## Your goal
How many lines in these records include the string "tests"? Reply with that number alone.

- - - - - - -

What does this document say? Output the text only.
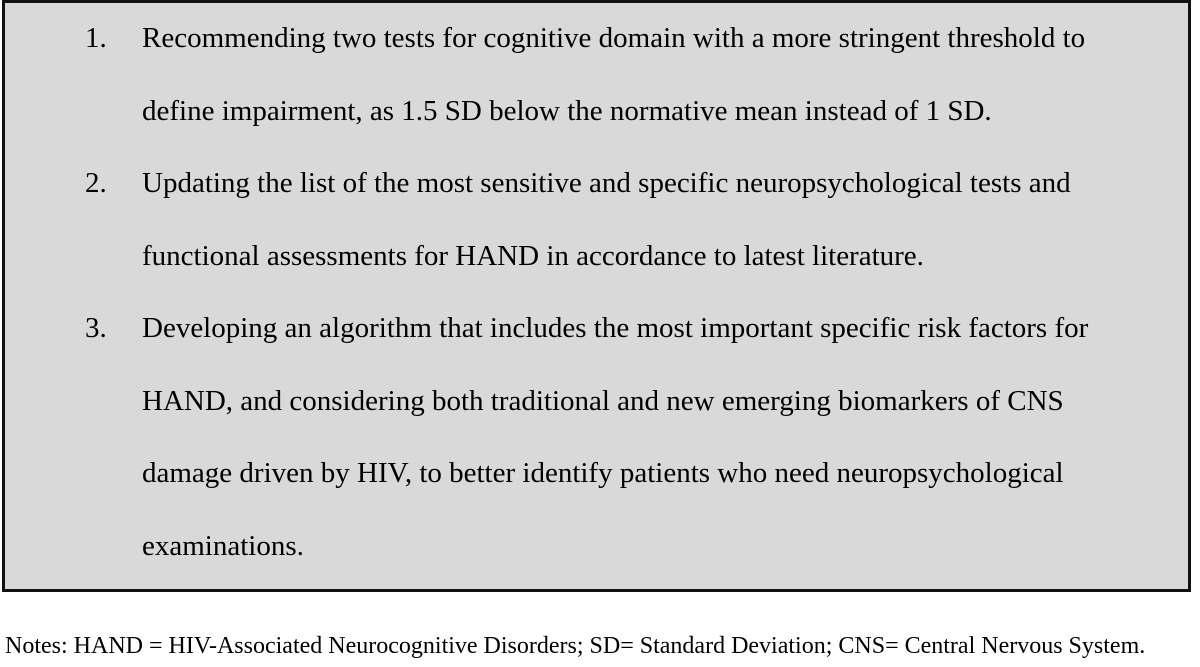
1. Recommending two tests for cognitive domain with a more stringent threshold to
define impairment, as 1.5 SD below the normative mean instead of 1 SD.
2. Updating the list of the most sensitive and specific neuropsychological tests and
functional assessments for HAND in accordance to latest literature.
3. Developing an algorithm that includes the most important specific risk factors for
HAND, and considering both traditional and new emerging biomarkers of CNS
damage driven by HIV, to better identify patients who need neuropsychological
examinations.
Notes: HAND = HIV-Associated Neurocognitive Disorders; SD= Standard Deviation; CNS= Central Nervous System.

- - - - - - -

## Answer section
2